The task. Gather all lines in the entries that include the word "Ultra".

[START]

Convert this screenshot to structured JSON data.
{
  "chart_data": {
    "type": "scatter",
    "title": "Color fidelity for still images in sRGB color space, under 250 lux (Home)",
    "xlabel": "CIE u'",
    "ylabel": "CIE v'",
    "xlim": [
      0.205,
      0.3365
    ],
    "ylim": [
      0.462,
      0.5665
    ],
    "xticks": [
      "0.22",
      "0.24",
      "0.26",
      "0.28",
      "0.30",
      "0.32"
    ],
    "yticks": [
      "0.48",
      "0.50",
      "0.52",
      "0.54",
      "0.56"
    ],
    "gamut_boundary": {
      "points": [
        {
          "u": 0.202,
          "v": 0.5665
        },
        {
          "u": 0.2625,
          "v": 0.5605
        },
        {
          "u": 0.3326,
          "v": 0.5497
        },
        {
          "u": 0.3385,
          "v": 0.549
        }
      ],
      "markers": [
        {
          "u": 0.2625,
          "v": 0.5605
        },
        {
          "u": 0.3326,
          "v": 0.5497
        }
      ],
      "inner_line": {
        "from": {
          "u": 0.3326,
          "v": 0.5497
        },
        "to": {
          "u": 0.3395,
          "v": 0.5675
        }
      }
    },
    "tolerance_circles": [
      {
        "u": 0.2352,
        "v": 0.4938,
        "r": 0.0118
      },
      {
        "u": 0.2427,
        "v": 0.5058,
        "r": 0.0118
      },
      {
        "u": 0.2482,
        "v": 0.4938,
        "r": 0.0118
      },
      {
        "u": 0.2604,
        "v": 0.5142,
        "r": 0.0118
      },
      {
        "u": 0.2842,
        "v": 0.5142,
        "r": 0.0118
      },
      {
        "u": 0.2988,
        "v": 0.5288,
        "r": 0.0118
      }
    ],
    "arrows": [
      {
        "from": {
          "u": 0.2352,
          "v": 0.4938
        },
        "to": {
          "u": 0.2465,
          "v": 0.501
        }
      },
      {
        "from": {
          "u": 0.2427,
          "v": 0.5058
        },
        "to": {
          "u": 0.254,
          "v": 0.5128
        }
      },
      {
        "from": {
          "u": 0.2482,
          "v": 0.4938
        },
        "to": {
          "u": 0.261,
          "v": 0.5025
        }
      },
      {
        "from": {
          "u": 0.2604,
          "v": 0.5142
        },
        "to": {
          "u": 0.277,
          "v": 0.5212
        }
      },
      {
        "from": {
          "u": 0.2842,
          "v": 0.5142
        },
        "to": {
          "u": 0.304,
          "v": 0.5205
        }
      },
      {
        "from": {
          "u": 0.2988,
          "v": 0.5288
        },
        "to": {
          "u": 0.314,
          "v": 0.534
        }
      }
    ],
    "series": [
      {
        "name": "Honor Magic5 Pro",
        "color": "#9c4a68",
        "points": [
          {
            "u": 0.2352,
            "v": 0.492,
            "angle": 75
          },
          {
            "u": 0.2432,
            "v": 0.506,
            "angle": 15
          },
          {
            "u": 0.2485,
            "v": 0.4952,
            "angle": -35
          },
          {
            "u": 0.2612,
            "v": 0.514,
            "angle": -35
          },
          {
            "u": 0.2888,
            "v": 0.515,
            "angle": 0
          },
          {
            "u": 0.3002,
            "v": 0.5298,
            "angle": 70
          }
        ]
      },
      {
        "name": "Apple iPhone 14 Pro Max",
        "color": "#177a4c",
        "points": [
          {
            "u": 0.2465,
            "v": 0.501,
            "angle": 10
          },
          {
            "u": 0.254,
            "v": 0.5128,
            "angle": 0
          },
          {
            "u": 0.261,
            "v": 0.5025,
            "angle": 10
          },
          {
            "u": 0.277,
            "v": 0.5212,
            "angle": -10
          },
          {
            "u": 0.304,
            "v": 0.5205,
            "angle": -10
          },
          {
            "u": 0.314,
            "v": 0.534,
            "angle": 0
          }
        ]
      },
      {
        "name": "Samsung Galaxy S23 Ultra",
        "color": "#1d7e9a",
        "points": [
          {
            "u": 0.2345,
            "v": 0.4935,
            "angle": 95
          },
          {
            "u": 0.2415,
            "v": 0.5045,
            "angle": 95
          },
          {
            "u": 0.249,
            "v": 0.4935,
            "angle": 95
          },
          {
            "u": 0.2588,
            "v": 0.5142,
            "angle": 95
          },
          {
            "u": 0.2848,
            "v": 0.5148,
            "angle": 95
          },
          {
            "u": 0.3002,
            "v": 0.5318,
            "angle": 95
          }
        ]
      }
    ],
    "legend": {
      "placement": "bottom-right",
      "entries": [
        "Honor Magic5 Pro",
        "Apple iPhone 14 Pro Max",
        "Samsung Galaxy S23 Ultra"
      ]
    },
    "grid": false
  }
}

[END]

Correct output.
        "name": "Samsung Galaxy S23 Ultra",
        "Samsung Galaxy S23 Ultra"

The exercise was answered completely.